Collection entries:
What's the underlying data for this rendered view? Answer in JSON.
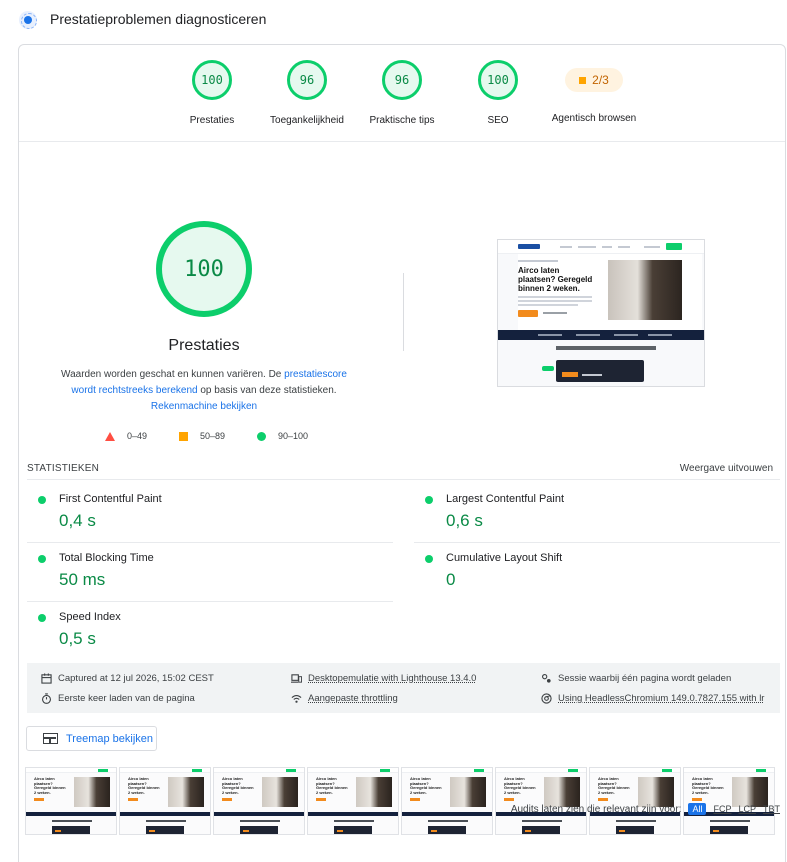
{
  "header": {
    "title": "Prestatieproblemen diagnosticeren",
    "icon": "lighthouse-diagnostic-icon"
  },
  "categories": [
    {
      "score": "100",
      "label": "Prestaties"
    },
    {
      "score": "96",
      "label": "Toegankelijkheid"
    },
    {
      "score": "96",
      "label": "Praktische tips"
    },
    {
      "score": "100",
      "label": "SEO"
    },
    {
      "score": "2/3",
      "label": "Agentisch browsen"
    }
  ],
  "main": {
    "score": "100",
    "title": "Prestaties",
    "desc_prefix": "Waarden worden geschat en kunnen variëren. De ",
    "desc_link1": "prestatiescore wordt rechtstreeks berekend",
    "desc_mid": " op basis van deze statistieken. ",
    "desc_link2": "Rekenmachine bekijken",
    "legend": [
      "0–49",
      "50–89",
      "90–100"
    ]
  },
  "screenshot": {
    "headline": "Airco laten plaatsen? Geregeld binnen 2 weken."
  },
  "stats": {
    "title": "STATISTIEKEN",
    "toggle": "Weergave uitvouwen",
    "metrics": [
      {
        "name": "First Contentful Paint",
        "value": "0,4 s"
      },
      {
        "name": "Largest Contentful Paint",
        "value": "0,6 s"
      },
      {
        "name": "Total Blocking Time",
        "value": "50 ms"
      },
      {
        "name": "Cumulative Layout Shift",
        "value": "0"
      },
      {
        "name": "Speed Index",
        "value": "0,5 s"
      }
    ]
  },
  "environment": {
    "captured": "Captured at 12 jul 2026, 15:02 CEST",
    "first_load": "Eerste keer laden van de pagina",
    "emulation": "Desktopemulatie with Lighthouse 13.4.0",
    "throttling": "Aangepaste throttling",
    "session": "Sessie waarbij één pagina wordt geladen",
    "browser": "Using HeadlessChromium 149.0.7827.155 with lr"
  },
  "treemap": {
    "label": "Treemap bekijken"
  },
  "filmstrip": {
    "frame_headline": "Airco laten plaatsen? Geregeld binnen 2 weken."
  },
  "audits": {
    "label": "Audits laten zien die relevant zijn voor:",
    "filters": [
      "All",
      "FCP",
      "LCP",
      "TBT"
    ]
  },
  "colors": {
    "pass": "#0cce6b",
    "average": "#ffa400",
    "fail": "#ff4e42",
    "link": "#1a73e8"
  }
}
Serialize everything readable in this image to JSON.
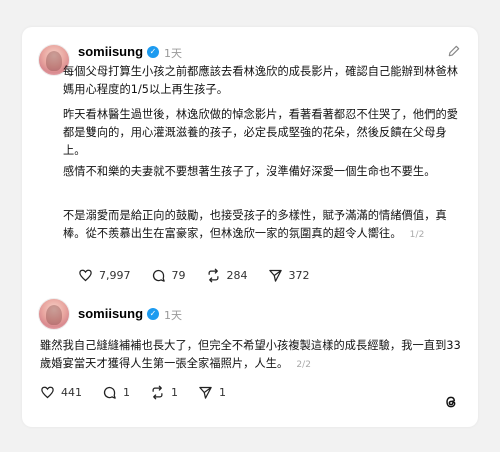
{
  "posts": [
    {
      "username": "somiisung",
      "verified": true,
      "time": "1天",
      "paragraphs": [
        "每個父母打算生小孩之前都應該去看林逸欣的成長影片，確認自己能辦到林爸林媽用心程度的1/5以上再生孩子。",
        "昨天看林醫生過世後，林逸欣做的悼念影片，看著看著都忍不住哭了，他們的愛都是雙向的，用心灌溉滋養的孩子，必定長成堅強的花朵，然後反饋在父母身上。",
        "感情不和樂的夫妻就不要想著生孩子了，沒準備好深愛一個生命也不要生。",
        "不是溺愛而是給正向的鼓勵，也接受孩子的多樣性，賦予滿滿的情緒價值，真棒。從不羨慕出生在富豪家，但林逸欣一家的氛圍真的超令人嚮往。"
      ],
      "page_tag": "1/2",
      "stats": {
        "likes": "7,997",
        "comments": "79",
        "reposts": "284",
        "shares": "372"
      }
    },
    {
      "username": "somiisung",
      "verified": true,
      "time": "1天",
      "paragraphs": [
        "雖然我自己縫縫補補也長大了，但完全不希望小孩複製這樣的成長經驗，我一直到33歲婚宴當天才獲得人生第一張全家福照片，人生。"
      ],
      "page_tag": "2/2",
      "stats": {
        "likes": "441",
        "comments": "1",
        "reposts": "1",
        "shares": "1"
      }
    }
  ],
  "icons": {
    "edit": "pencil-icon",
    "like": "heart-icon",
    "comment": "comment-icon",
    "repost": "repost-icon",
    "share": "send-icon",
    "logo": "threads-logo-icon",
    "verified": "verified-badge-icon"
  },
  "colors": {
    "verified": "#1d9bf0",
    "background": "#f2f2f2",
    "card": "#ffffff"
  }
}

### WHAT IS EXPECTED:
The answer is the number of lines in the preceding material that hold "laten"; write that number and nothing else.

### COMPLETE RESPONSE:
3